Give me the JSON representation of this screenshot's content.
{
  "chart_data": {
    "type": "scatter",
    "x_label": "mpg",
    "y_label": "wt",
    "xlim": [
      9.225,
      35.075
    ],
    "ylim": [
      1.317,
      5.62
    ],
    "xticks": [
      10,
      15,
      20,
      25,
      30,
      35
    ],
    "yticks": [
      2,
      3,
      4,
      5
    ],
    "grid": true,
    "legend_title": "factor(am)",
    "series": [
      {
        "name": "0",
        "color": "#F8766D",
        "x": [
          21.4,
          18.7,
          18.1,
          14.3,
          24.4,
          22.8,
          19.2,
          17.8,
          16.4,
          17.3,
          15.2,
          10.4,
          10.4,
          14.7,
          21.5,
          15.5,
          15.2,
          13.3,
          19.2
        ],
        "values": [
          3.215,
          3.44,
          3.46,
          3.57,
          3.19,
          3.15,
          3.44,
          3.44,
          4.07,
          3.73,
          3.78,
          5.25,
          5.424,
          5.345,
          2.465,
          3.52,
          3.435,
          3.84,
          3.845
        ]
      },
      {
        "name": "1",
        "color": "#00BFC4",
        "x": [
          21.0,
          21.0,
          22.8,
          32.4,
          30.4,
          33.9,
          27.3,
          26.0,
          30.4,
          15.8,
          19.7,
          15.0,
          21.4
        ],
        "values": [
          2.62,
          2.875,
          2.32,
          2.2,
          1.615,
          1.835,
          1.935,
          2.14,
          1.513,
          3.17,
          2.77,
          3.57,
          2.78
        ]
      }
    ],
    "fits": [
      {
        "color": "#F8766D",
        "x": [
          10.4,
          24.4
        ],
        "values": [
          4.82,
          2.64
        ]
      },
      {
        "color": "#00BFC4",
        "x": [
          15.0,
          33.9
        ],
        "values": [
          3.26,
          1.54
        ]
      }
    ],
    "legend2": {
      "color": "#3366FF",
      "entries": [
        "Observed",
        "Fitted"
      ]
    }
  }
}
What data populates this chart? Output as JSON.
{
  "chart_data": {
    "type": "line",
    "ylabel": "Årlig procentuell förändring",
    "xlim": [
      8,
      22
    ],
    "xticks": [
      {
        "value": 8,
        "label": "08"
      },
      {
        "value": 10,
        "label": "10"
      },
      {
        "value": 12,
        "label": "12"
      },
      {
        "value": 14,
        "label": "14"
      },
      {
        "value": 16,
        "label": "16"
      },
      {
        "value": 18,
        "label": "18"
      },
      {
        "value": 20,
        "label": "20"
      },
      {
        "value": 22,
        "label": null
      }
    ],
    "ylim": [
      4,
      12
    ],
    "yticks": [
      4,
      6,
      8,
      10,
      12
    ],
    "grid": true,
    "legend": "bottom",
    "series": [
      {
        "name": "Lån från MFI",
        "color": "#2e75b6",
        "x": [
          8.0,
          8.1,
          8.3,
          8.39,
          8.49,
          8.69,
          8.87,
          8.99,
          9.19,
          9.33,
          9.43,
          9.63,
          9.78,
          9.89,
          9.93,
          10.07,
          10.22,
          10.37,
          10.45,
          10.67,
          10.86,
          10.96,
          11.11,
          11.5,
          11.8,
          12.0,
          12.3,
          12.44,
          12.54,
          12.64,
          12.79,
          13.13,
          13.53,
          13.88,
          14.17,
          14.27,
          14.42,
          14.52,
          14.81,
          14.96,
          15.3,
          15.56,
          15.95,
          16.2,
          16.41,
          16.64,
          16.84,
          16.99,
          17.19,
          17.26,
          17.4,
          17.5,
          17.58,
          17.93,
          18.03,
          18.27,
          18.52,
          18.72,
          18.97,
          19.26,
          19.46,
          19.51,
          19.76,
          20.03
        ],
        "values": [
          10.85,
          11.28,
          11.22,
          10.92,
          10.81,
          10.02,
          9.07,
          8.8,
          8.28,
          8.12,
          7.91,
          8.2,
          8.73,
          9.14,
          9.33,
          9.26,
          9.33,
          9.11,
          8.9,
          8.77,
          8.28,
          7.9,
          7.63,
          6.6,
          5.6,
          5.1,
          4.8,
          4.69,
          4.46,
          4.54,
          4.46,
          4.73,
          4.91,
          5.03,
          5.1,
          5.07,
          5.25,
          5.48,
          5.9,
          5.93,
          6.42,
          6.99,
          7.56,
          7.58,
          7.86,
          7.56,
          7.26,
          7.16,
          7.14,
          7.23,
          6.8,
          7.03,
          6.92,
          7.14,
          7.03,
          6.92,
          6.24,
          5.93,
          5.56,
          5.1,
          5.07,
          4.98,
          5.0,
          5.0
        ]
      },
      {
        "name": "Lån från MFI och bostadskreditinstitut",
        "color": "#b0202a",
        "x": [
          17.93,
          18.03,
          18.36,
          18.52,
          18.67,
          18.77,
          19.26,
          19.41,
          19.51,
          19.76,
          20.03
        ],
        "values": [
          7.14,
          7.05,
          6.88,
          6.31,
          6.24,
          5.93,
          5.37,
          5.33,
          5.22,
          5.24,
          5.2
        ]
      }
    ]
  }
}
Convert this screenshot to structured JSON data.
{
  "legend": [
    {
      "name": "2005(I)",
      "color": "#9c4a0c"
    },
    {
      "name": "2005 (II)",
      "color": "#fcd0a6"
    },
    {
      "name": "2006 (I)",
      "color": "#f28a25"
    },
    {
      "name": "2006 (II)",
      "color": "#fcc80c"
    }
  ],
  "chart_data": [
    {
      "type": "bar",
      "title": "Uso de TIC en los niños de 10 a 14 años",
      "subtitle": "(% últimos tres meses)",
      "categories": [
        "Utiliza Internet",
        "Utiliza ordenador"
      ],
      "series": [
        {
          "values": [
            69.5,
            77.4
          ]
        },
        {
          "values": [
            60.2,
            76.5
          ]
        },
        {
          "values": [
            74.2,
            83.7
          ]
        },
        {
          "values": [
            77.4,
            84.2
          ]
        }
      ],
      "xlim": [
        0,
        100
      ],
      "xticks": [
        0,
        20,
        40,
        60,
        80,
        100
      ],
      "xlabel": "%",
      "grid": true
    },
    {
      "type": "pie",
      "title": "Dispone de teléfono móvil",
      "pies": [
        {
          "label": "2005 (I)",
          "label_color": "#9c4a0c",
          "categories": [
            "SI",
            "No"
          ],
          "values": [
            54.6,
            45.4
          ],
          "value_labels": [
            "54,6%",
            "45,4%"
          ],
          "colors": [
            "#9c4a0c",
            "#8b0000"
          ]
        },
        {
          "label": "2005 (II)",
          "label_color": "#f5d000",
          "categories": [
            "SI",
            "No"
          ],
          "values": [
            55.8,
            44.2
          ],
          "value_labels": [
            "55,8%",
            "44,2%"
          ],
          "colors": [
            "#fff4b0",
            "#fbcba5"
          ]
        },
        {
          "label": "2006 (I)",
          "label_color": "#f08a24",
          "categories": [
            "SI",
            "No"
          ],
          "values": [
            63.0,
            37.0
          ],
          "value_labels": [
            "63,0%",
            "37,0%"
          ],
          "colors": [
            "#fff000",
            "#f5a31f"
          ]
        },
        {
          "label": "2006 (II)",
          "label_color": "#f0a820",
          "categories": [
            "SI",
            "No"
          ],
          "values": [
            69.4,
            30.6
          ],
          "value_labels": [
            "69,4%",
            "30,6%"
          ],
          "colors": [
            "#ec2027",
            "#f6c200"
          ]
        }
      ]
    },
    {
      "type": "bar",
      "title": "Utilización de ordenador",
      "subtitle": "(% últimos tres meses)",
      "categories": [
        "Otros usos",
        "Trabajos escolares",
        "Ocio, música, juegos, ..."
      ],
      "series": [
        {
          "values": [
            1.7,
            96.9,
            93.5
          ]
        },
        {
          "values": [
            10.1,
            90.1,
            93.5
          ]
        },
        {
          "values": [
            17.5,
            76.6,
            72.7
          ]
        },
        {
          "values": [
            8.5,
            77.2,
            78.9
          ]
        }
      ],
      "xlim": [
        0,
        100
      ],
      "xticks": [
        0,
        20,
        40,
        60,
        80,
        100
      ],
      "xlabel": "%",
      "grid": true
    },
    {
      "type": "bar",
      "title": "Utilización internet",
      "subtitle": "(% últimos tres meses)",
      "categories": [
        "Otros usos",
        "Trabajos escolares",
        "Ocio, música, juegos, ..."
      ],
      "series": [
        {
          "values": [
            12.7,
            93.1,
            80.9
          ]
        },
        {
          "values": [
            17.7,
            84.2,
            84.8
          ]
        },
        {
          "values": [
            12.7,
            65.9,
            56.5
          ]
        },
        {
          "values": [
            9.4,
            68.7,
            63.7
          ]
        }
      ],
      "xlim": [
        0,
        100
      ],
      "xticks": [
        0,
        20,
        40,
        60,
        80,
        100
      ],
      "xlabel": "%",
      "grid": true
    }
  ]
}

◆ ◆ ◆ ◆

## TO DO:
Copy every line of the listing containing the string "screenshot".

## RESPONSE TO THIS EXERCISE:
Give me the JSON representation of this screenshot's content.
Convert this screenshot to structured JSON data.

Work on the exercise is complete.